Task brief
Using the listing below, select the lines with the word "anxiety" and copy them.

(Figure record listings)
## Start

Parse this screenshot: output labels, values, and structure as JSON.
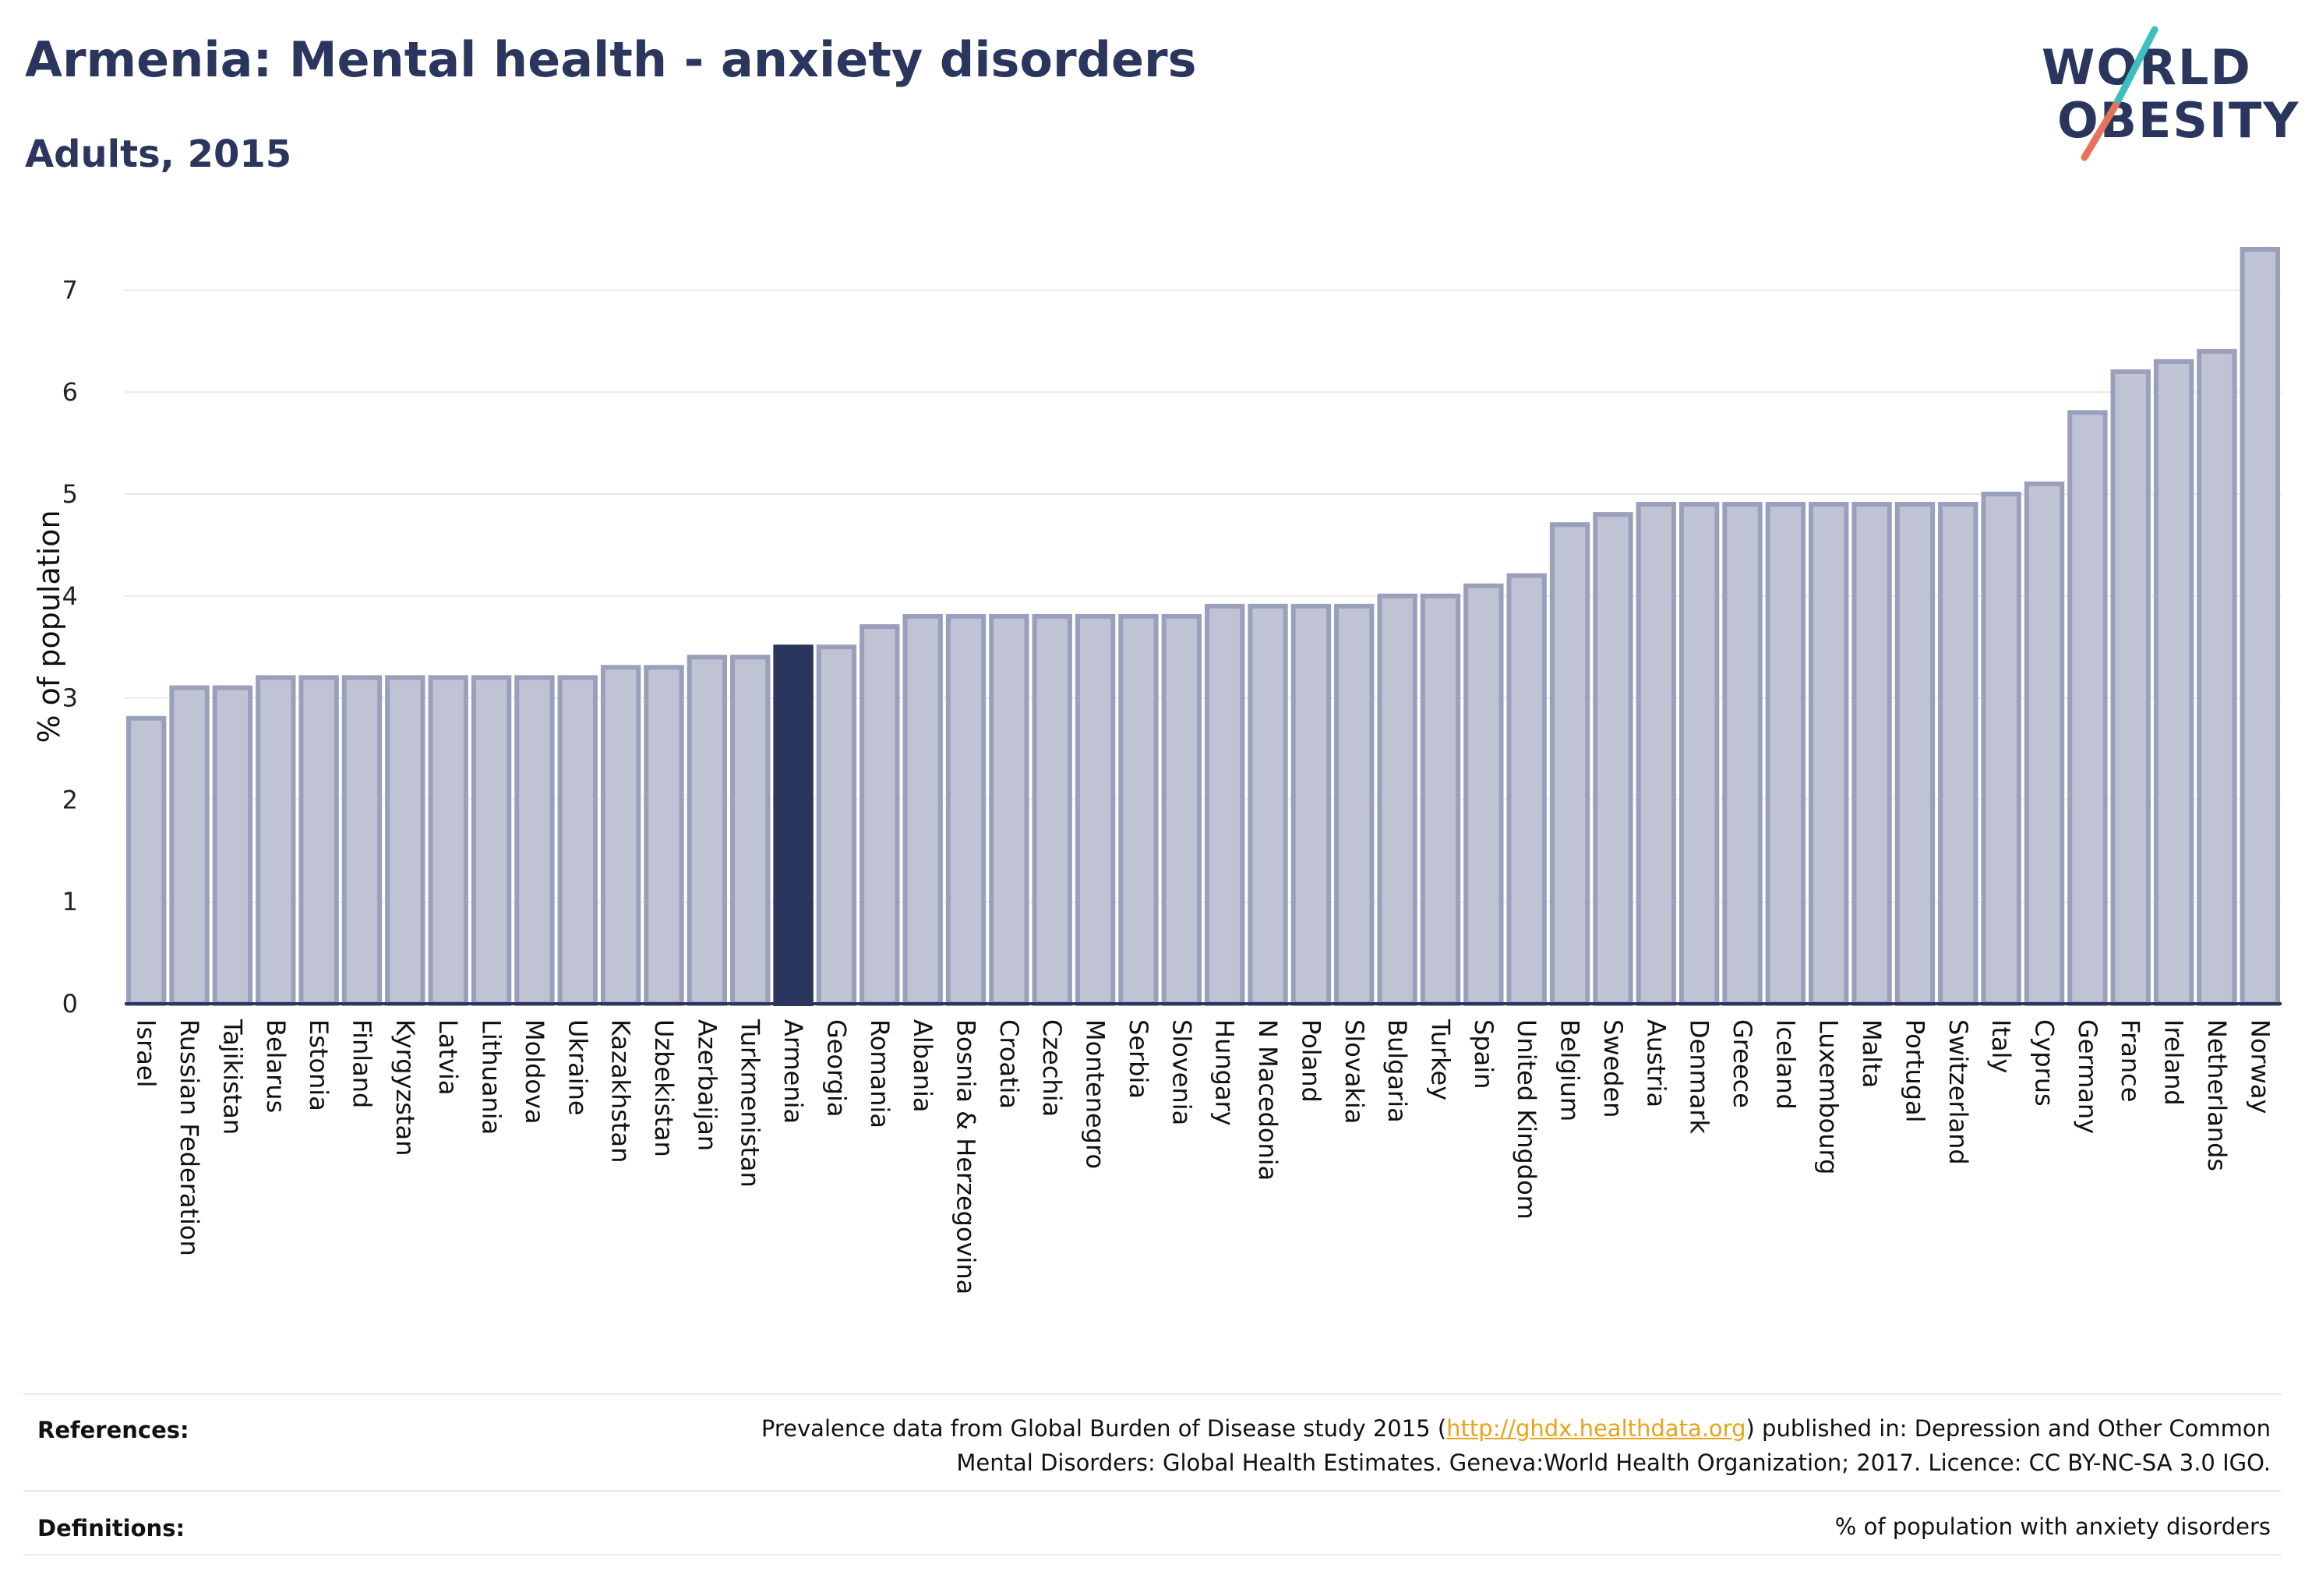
{
  "title": "Armenia: Mental health - anxiety disorders",
  "subtitle": "Adults, 2015",
  "logo": {
    "line1": "WORLD",
    "line2": "OBESITY",
    "accent_colors": [
      "#3bbfbf",
      "#e8725a"
    ]
  },
  "colors": {
    "highlight": "#2b365f",
    "bar": "#bfc3d3",
    "bar_stroke": "#9aa0bb",
    "grid": "#e8e9ef",
    "link": "#e8a317"
  },
  "chart_data": {
    "type": "bar",
    "ylabel": "% of population",
    "ylim": [
      0,
      7.4
    ],
    "yticks": [
      0,
      1,
      2,
      3,
      4,
      5,
      6,
      7
    ],
    "highlight": "Armenia",
    "categories": [
      "Israel",
      "Russian Federation",
      "Tajikistan",
      "Belarus",
      "Estonia",
      "Finland",
      "Kyrgyzstan",
      "Latvia",
      "Lithuania",
      "Moldova",
      "Ukraine",
      "Kazakhstan",
      "Uzbekistan",
      "Azerbaijan",
      "Turkmenistan",
      "Armenia",
      "Georgia",
      "Romania",
      "Albania",
      "Bosnia & Herzegovina",
      "Croatia",
      "Czechia",
      "Montenegro",
      "Serbia",
      "Slovenia",
      "Hungary",
      "N Macedonia",
      "Poland",
      "Slovakia",
      "Bulgaria",
      "Turkey",
      "Spain",
      "United Kingdom",
      "Belgium",
      "Sweden",
      "Austria",
      "Denmark",
      "Greece",
      "Iceland",
      "Luxembourg",
      "Malta",
      "Portugal",
      "Switzerland",
      "Italy",
      "Cyprus",
      "Germany",
      "France",
      "Ireland",
      "Netherlands",
      "Norway"
    ],
    "values": [
      2.8,
      3.1,
      3.1,
      3.2,
      3.2,
      3.2,
      3.2,
      3.2,
      3.2,
      3.2,
      3.2,
      3.3,
      3.3,
      3.4,
      3.4,
      3.5,
      3.5,
      3.7,
      3.8,
      3.8,
      3.8,
      3.8,
      3.8,
      3.8,
      3.8,
      3.9,
      3.9,
      3.9,
      3.9,
      4.0,
      4.0,
      4.1,
      4.2,
      4.7,
      4.8,
      4.9,
      4.9,
      4.9,
      4.9,
      4.9,
      4.9,
      4.9,
      4.9,
      5.0,
      5.1,
      5.8,
      6.2,
      6.3,
      6.4,
      7.4
    ]
  },
  "footer": {
    "references_label": "References:",
    "references_pre": "Prevalence data from Global Burden of Disease study 2015 (",
    "references_link": "http://ghdx.healthdata.org",
    "references_post": ") published in: Depression and Other Common",
    "references_line2": "Mental Disorders: Global Health Estimates. Geneva:World Health Organization; 2017. Licence: CC BY-NC-SA 3.0 IGO.",
    "definitions_label": "Definitions:",
    "definitions_text": "% of population with anxiety disorders"
  }
}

## End

Task response
  "title": "Armenia: Mental health - anxiety disorders",
    "definitions_text": "% of population with anxiety disorders"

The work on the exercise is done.